Records:
>> Start

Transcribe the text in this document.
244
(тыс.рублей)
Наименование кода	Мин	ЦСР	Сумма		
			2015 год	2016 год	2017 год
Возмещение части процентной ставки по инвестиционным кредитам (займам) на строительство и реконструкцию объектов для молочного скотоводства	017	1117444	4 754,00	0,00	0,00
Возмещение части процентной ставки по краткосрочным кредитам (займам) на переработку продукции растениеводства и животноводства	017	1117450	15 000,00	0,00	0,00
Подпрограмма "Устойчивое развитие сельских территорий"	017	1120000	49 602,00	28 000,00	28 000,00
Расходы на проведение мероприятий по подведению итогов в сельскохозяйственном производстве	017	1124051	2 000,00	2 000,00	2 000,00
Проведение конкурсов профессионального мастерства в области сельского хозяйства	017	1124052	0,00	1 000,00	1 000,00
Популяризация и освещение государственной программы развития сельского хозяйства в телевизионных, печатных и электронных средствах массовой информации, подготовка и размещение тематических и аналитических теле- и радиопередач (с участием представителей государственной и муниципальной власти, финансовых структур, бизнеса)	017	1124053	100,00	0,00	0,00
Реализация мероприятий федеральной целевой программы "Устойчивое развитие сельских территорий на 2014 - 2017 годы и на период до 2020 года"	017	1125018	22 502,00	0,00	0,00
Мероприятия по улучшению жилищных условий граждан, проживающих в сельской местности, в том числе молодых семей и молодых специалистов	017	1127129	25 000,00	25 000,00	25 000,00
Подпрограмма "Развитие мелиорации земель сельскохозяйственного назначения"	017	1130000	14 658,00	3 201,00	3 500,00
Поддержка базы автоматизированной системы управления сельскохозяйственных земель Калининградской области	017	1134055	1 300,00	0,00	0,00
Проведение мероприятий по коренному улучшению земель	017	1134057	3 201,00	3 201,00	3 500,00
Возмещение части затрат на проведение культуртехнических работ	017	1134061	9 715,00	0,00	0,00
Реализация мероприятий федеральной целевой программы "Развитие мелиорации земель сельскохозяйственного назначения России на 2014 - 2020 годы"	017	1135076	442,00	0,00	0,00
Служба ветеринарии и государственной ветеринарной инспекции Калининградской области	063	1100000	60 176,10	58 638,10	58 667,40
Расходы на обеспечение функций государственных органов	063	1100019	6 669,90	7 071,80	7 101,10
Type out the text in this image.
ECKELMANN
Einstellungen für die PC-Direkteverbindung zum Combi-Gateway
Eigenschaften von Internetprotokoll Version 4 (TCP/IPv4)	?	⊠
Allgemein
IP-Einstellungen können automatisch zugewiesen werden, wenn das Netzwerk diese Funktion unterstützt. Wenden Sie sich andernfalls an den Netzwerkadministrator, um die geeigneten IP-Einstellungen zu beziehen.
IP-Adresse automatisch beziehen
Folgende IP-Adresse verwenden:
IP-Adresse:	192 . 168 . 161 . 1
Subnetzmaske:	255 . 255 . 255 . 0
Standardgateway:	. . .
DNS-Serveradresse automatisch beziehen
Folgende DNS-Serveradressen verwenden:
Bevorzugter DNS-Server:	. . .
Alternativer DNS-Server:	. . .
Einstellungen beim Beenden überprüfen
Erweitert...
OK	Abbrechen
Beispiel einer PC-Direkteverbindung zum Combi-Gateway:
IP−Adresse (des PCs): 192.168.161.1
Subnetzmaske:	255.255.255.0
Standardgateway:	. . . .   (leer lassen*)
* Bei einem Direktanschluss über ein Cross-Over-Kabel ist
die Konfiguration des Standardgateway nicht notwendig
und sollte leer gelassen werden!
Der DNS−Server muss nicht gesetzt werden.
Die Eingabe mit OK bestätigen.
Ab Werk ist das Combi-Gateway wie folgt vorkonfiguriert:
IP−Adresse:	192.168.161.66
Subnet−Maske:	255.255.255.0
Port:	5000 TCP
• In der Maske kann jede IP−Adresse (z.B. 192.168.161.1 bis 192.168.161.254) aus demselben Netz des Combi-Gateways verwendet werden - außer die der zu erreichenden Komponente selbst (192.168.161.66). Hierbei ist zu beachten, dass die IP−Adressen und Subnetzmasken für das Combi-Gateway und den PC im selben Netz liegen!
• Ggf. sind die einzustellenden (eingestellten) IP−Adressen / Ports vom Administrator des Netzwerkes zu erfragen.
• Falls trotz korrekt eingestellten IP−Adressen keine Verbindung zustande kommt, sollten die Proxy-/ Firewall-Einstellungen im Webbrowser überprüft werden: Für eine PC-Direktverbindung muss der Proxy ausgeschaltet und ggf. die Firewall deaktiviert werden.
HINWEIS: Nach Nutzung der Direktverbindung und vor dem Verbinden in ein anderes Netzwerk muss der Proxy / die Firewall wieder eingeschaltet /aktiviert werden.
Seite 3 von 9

>> End

WHAT YOU HAVE TO DO:
Read through the entries and copy every line that includes "сельскохозяйственного".

OUTPUT:
Подпрограмма "Развитие мелиорации земель сельскохозяйственного назначения"	017	1130000	14 658,00	3 201,00	3 500,00
Реализация мероприятий федеральной целевой программы "Развитие мелиорации земель сельскохозяйственного назначения России на 2014 - 2020 годы"	017	1135076	442,00	0,00	0,00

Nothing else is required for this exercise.